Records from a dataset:
:::

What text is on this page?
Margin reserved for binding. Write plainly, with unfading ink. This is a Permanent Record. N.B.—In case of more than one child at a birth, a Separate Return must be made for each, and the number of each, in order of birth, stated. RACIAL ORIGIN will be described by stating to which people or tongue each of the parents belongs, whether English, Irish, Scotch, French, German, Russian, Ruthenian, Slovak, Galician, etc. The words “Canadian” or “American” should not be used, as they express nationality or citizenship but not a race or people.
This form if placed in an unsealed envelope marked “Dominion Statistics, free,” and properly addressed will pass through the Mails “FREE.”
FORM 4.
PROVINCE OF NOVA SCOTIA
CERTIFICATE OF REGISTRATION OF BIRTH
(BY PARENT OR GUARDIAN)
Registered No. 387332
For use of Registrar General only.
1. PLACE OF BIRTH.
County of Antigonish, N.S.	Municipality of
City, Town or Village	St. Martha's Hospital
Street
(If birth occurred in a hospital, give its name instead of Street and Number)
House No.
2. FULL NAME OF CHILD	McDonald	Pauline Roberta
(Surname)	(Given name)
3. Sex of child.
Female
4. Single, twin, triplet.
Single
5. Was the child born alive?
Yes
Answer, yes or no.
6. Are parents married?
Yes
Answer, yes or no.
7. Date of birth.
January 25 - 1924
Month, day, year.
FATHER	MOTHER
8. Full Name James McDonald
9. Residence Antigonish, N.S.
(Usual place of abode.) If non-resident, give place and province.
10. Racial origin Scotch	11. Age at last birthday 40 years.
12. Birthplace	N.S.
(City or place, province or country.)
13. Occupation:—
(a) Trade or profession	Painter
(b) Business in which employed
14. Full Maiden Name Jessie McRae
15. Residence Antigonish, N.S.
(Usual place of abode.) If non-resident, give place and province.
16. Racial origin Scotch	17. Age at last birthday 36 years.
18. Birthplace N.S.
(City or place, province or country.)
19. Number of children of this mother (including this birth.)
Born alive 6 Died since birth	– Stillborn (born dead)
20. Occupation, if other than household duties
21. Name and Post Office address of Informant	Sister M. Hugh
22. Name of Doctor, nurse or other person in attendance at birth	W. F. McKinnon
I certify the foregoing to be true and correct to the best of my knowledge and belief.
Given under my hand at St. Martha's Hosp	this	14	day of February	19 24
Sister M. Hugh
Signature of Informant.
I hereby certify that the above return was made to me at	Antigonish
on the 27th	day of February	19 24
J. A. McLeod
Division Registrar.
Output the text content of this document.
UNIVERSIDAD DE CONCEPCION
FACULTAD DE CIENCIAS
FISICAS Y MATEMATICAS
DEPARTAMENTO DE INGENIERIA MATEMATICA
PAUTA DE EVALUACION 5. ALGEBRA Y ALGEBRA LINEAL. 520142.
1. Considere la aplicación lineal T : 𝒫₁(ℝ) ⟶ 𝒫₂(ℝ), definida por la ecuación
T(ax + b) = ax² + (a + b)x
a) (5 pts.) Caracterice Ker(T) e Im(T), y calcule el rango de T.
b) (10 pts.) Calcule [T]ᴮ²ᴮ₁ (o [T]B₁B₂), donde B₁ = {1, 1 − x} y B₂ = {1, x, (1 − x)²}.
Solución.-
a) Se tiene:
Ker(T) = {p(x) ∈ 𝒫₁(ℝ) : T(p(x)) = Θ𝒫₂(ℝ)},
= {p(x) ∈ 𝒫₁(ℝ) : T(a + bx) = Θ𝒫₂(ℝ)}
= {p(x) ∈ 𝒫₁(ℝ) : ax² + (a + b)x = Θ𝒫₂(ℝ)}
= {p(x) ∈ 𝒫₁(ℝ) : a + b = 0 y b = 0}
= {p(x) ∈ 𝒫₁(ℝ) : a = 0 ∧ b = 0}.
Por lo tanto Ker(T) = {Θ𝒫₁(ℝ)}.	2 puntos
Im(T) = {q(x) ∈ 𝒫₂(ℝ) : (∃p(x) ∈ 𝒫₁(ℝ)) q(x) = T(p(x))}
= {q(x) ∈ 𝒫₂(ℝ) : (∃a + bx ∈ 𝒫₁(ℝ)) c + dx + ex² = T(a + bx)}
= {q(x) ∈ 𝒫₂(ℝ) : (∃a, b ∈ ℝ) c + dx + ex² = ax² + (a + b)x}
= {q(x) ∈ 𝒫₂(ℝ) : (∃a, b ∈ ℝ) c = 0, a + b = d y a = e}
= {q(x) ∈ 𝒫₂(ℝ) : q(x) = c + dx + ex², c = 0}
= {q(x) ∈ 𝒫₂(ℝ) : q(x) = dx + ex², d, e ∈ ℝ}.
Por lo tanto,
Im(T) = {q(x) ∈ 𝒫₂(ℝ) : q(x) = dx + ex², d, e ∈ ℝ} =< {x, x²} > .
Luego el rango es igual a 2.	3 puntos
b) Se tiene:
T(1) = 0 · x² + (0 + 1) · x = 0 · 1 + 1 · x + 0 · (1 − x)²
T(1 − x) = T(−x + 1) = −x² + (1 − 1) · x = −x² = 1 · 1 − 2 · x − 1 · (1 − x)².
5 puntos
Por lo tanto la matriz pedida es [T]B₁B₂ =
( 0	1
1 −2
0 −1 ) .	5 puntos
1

:::

Copy out all of the data exactly, leaving nothing out.

What text is on this page?
Margin reserved for binding. Write plainly, with unfading ink. This is a Permanent Record. N.B.—In case of more than one child at a birth, a Separate Return must be made for each, and the number of each, in order of birth, stated. RACIAL ORIGIN will be described by stating to which people or tongue each of the parents belongs, whether English, Irish, Scotch, French, German, Russian, Ruthenian, Slovak, Galician, etc. The words “Canadian” or “American” should not be used, as they express nationality or citizenship but not a race or people.
This form if placed in an unsealed envelope marked “Dominion Statistics, free,” and properly addressed will pass through the Mails “FREE.”
FORM 4.
PROVINCE OF NOVA SCOTIA
CERTIFICATE OF REGISTRATION OF BIRTH
(BY PARENT OR GUARDIAN)
Registered No. 387332
For use of Registrar General only.
1. PLACE OF BIRTH.
County of Antigonish, N.S.	Municipality of
City, Town or Village	St. Martha's Hospital
Street
(If birth occurred in a hospital, give its name instead of Street and Number)
House No.
2. FULL NAME OF CHILD	McDonald	Pauline Roberta
(Surname)	(Given name)
3. Sex of child.
Female
4. Single, twin, triplet.
Single
5. Was the child born alive?
Yes
Answer, yes or no.
6. Are parents married?
Yes
Answer, yes or no.
7. Date of birth.
January 25 - 1924
Month, day, year.
FATHER	MOTHER
8. Full Name James McDonald
9. Residence Antigonish, N.S.
(Usual place of abode.) If non-resident, give place and province.
10. Racial origin Scotch	11. Age at last birthday 40 years.
12. Birthplace	N.S.
(City or place, province or country.)
13. Occupation:—
(a) Trade or profession	Painter
(b) Business in which employed
14. Full Maiden Name Jessie McRae
15. Residence Antigonish, N.S.
(Usual place of abode.) If non-resident, give place and province.
16. Racial origin Scotch	17. Age at last birthday 36 years.
18. Birthplace N.S.
(City or place, province or country.)
19. Number of children of this mother (including this birth.)
Born alive 6 Died since birth	– Stillborn (born dead)
20. Occupation, if other than household duties
21. Name and Post Office address of Informant	Sister M. Hugh
22. Name of Doctor, nurse or other person in attendance at birth	W. F. McKinnon
I certify the foregoing to be true and correct to the best of my knowledge and belief.
Given under my hand at St. Martha's Hosp	this	14	day of February	19 24
Sister M. Hugh
Signature of Informant.
I hereby certify that the above return was made to me at	Antigonish
on the 27th	day of February	19 24
J. A. McLeod
Division Registrar.
Output the text content of this document.
UNIVERSIDAD DE CONCEPCION
FACULTAD DE CIENCIAS
FISICAS Y MATEMATICAS
DEPARTAMENTO DE INGENIERIA MATEMATICA
PAUTA DE EVALUACION 5. ALGEBRA Y ALGEBRA LINEAL. 520142.
1. Considere la aplicación lineal T : 𝒫₁(ℝ) ⟶ 𝒫₂(ℝ), definida por la ecuación
T(ax + b) = ax² + (a + b)x
a) (5 pts.) Caracterice Ker(T) e Im(T), y calcule el rango de T.
b) (10 pts.) Calcule [T]ᴮ²ᴮ₁ (o [T]B₁B₂), donde B₁ = {1, 1 − x} y B₂ = {1, x, (1 − x)²}.
Solución.-
a) Se tiene:
Ker(T) = {p(x) ∈ 𝒫₁(ℝ) : T(p(x)) = Θ𝒫₂(ℝ)},
= {p(x) ∈ 𝒫₁(ℝ) : T(a + bx) = Θ𝒫₂(ℝ)}
= {p(x) ∈ 𝒫₁(ℝ) : ax² + (a + b)x = Θ𝒫₂(ℝ)}
= {p(x) ∈ 𝒫₁(ℝ) : a + b = 0 y b = 0}
= {p(x) ∈ 𝒫₁(ℝ) : a = 0 ∧ b = 0}.
Por lo tanto Ker(T) = {Θ𝒫₁(ℝ)}.	2 puntos
Im(T) = {q(x) ∈ 𝒫₂(ℝ) : (∃p(x) ∈ 𝒫₁(ℝ)) q(x) = T(p(x))}
= {q(x) ∈ 𝒫₂(ℝ) : (∃a + bx ∈ 𝒫₁(ℝ)) c + dx + ex² = T(a + bx)}
= {q(x) ∈ 𝒫₂(ℝ) : (∃a, b ∈ ℝ) c + dx + ex² = ax² + (a + b)x}
= {q(x) ∈ 𝒫₂(ℝ) : (∃a, b ∈ ℝ) c = 0, a + b = d y a = e}
= {q(x) ∈ 𝒫₂(ℝ) : q(x) = c + dx + ex², c = 0}
= {q(x) ∈ 𝒫₂(ℝ) : q(x) = dx + ex², d, e ∈ ℝ}.
Por lo tanto,
Im(T) = {q(x) ∈ 𝒫₂(ℝ) : q(x) = dx + ex², d, e ∈ ℝ} =< {x, x²} > .
Luego el rango es igual a 2.	3 puntos
b) Se tiene:
T(1) = 0 · x² + (0 + 1) · x = 0 · 1 + 1 · x + 0 · (1 − x)²
T(1 − x) = T(−x + 1) = −x² + (1 − 1) · x = −x² = 1 · 1 − 2 · x − 1 · (1 − x)².
5 puntos
Por lo tanto la matriz pedida es [T]B₁B₂ =
( 0	1
1 −2
0 −1 ) .	5 puntos
1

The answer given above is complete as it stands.